• **What the exercise asks**: Quote all entries in full, exactly.

* Start Supplied records *

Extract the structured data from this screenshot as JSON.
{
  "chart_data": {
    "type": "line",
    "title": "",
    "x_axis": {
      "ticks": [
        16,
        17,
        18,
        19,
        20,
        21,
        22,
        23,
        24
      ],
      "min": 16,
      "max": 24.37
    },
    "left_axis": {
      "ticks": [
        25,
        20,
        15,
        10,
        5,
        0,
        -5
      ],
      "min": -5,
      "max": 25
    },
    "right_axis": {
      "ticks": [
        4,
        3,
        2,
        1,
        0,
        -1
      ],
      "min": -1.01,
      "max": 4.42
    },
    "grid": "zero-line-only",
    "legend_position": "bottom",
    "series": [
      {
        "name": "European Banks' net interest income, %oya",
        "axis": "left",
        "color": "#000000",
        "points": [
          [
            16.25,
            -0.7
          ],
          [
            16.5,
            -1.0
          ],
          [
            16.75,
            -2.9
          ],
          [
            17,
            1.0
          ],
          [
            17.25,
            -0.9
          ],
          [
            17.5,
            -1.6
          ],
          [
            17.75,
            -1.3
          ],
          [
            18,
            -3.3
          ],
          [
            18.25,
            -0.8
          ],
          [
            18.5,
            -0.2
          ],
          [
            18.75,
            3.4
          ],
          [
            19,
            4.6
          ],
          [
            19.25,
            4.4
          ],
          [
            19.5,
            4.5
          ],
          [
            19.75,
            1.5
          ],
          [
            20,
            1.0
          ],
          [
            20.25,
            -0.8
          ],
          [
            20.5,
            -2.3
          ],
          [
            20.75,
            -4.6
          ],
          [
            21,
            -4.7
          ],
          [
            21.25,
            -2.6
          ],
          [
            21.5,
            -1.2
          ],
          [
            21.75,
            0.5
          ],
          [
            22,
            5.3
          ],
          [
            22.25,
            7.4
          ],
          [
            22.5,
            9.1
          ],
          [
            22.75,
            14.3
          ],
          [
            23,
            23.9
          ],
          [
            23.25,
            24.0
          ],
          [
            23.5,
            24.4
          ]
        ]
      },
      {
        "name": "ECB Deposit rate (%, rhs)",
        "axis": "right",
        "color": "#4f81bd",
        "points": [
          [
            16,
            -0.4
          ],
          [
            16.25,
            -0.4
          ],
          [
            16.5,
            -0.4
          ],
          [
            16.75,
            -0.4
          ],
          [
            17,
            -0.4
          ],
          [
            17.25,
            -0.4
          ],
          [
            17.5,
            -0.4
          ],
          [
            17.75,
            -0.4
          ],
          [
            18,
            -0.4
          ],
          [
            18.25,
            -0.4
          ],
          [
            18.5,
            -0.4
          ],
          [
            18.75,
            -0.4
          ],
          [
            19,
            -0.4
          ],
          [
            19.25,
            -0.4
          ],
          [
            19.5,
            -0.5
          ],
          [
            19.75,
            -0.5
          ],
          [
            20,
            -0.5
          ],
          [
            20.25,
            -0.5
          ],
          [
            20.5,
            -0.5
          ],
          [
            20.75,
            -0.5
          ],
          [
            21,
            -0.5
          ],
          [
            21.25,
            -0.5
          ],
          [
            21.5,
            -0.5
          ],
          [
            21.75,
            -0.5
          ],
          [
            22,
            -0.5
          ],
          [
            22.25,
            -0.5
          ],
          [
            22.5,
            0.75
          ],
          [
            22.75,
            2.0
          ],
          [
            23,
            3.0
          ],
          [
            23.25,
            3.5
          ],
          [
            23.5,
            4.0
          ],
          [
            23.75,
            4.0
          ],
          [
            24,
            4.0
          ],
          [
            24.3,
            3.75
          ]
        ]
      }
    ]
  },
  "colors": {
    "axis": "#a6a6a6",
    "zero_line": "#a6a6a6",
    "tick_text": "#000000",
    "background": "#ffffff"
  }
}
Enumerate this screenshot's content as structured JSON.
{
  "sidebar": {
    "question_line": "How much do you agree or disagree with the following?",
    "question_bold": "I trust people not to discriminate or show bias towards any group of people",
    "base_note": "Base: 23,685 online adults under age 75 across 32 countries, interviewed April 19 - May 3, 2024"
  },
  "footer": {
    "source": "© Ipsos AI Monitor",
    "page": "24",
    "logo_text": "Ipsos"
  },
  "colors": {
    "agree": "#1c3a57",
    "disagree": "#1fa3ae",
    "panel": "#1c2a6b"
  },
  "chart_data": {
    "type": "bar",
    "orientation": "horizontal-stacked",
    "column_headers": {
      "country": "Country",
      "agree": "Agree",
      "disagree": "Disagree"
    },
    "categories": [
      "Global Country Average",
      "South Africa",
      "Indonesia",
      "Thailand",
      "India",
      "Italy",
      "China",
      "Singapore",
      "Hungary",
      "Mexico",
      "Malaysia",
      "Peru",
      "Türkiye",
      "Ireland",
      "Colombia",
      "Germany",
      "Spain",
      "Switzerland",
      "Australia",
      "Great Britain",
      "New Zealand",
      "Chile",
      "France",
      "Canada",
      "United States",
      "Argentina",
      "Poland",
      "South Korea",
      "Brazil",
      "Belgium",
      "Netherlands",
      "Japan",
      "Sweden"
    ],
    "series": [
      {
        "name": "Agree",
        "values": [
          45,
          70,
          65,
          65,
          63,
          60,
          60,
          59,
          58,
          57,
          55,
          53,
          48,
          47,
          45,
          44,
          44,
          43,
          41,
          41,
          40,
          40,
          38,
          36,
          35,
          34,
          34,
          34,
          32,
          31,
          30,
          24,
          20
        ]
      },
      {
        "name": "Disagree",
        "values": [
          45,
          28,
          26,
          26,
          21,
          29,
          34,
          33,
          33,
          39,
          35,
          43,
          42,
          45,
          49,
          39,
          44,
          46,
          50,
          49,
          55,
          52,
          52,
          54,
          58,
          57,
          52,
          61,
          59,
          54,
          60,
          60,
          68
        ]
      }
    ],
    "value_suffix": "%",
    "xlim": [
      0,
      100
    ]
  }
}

* End Supplied records *

• **Response for this exercise**:
Extract the structured data from this screenshot as JSON.
{
  "chart_data": {
    "type": "line",
    "title": "",
    "x_axis": {
      "ticks": [
        16,
        17,
        18,
        19,
        20,
        21,
        22,
        23,
        24
      ],
      "min": 16,
      "max": 24.37
    },
    "left_axis": {
      "ticks": [
        25,
        20,
        15,
        10,
        5,
        0,
        -5
      ],
      "min": -5,
      "max": 25
    },
    "right_axis": {
      "ticks": [
        4,
        3,
        2,
        1,
        0,
        -1
      ],
      "min": -1.01,
      "max": 4.42
    },
    "grid": "zero-line-only",
    "legend_position": "bottom",
    "series": [
      {
        "name": "European Banks' net interest income, %oya",
        "axis": "left",
        "color": "#000000",
        "points": [
          [
            16.25,
            -0.7
          ],
          [
            16.5,
            -1.0
          ],
          [
            16.75,
            -2.9
          ],
          [
            17,
            1.0
          ],
          [
            17.25,
            -0.9
          ],
          [
            17.5,
            -1.6
          ],
          [
            17.75,
            -1.3
          ],
          [
            18,
            -3.3
          ],
          [
            18.25,
            -0.8
          ],
          [
            18.5,
            -0.2
          ],
          [
            18.75,
            3.4
          ],
          [
            19,
            4.6
          ],
          [
            19.25,
            4.4
          ],
          [
            19.5,
            4.5
          ],
          [
            19.75,
            1.5
          ],
          [
            20,
            1.0
          ],
          [
            20.25,
            -0.8
          ],
          [
            20.5,
            -2.3
          ],
          [
            20.75,
            -4.6
          ],
          [
            21,
            -4.7
          ],
          [
            21.25,
            -2.6
          ],
          [
            21.5,
            -1.2
          ],
          [
            21.75,
            0.5
          ],
          [
            22,
            5.3
          ],
          [
            22.25,
            7.4
          ],
          [
            22.5,
            9.1
          ],
          [
            22.75,
            14.3
          ],
          [
            23,
            23.9
          ],
          [
            23.25,
            24.0
          ],
          [
            23.5,
            24.4
          ]
        ]
      },
      {
        "name": "ECB Deposit rate (%, rhs)",
        "axis": "right",
        "color": "#4f81bd",
        "points": [
          [
            16,
            -0.4
          ],
          [
            16.25,
            -0.4
          ],
          [
            16.5,
            -0.4
          ],
          [
            16.75,
            -0.4
          ],
          [
            17,
            -0.4
          ],
          [
            17.25,
            -0.4
          ],
          [
            17.5,
            -0.4
          ],
          [
            17.75,
            -0.4
          ],
          [
            18,
            -0.4
          ],
          [
            18.25,
            -0.4
          ],
          [
            18.5,
            -0.4
          ],
          [
            18.75,
            -0.4
          ],
          [
            19,
            -0.4
          ],
          [
            19.25,
            -0.4
          ],
          [
            19.5,
            -0.5
          ],
          [
            19.75,
            -0.5
          ],
          [
            20,
            -0.5
          ],
          [
            20.25,
            -0.5
          ],
          [
            20.5,
            -0.5
          ],
          [
            20.75,
            -0.5
          ],
          [
            21,
            -0.5
          ],
          [
            21.25,
            -0.5
          ],
          [
            21.5,
            -0.5
          ],
          [
            21.75,
            -0.5
          ],
          [
            22,
            -0.5
          ],
          [
            22.25,
            -0.5
          ],
          [
            22.5,
            0.75
          ],
          [
            22.75,
            2.0
          ],
          [
            23,
            3.0
          ],
          [
            23.25,
            3.5
          ],
          [
            23.5,
            4.0
          ],
          [
            23.75,
            4.0
          ],
          [
            24,
            4.0
          ],
          [
            24.3,
            3.75
          ]
        ]
      }
    ]
  },
  "colors": {
    "axis": "#a6a6a6",
    "zero_line": "#a6a6a6",
    "tick_text": "#000000",
    "background": "#ffffff"
  }
}
Enumerate this screenshot's content as structured JSON.
{
  "sidebar": {
    "question_line": "How much do you agree or disagree with the following?",
    "question_bold": "I trust people not to discriminate or show bias towards any group of people",
    "base_note": "Base: 23,685 online adults under age 75 across 32 countries, interviewed April 19 - May 3, 2024"
  },
  "footer": {
    "source": "© Ipsos AI Monitor",
    "page": "24",
    "logo_text": "Ipsos"
  },
  "colors": {
    "agree": "#1c3a57",
    "disagree": "#1fa3ae",
    "panel": "#1c2a6b"
  },
  "chart_data": {
    "type": "bar",
    "orientation": "horizontal-stacked",
    "column_headers": {
      "country": "Country",
      "agree": "Agree",
      "disagree": "Disagree"
    },
    "categories": [
      "Global Country Average",
      "South Africa",
      "Indonesia",
      "Thailand",
      "India",
      "Italy",
      "China",
      "Singapore",
      "Hungary",
      "Mexico",
      "Malaysia",
      "Peru",
      "Türkiye",
      "Ireland",
      "Colombia",
      "Germany",
      "Spain",
      "Switzerland",
      "Australia",
      "Great Britain",
      "New Zealand",
      "Chile",
      "France",
      "Canada",
      "United States",
      "Argentina",
      "Poland",
      "South Korea",
      "Brazil",
      "Belgium",
      "Netherlands",
      "Japan",
      "Sweden"
    ],
    "series": [
      {
        "name": "Agree",
        "values": [
          45,
          70,
          65,
          65,
          63,
          60,
          60,
          59,
          58,
          57,
          55,
          53,
          48,
          47,
          45,
          44,
          44,
          43,
          41,
          41,
          40,
          40,
          38,
          36,
          35,
          34,
          34,
          34,
          32,
          31,
          30,
          24,
          20
        ]
      },
      {
        "name": "Disagree",
        "values": [
          45,
          28,
          26,
          26,
          21,
          29,
          34,
          33,
          33,
          39,
          35,
          43,
          42,
          45,
          49,
          39,
          44,
          46,
          50,
          49,
          55,
          52,
          52,
          54,
          58,
          57,
          52,
          61,
          59,
          54,
          60,
          60,
          68
        ]
      }
    ],
    "value_suffix": "%",
    "xlim": [
      0,
      100
    ]
  }
}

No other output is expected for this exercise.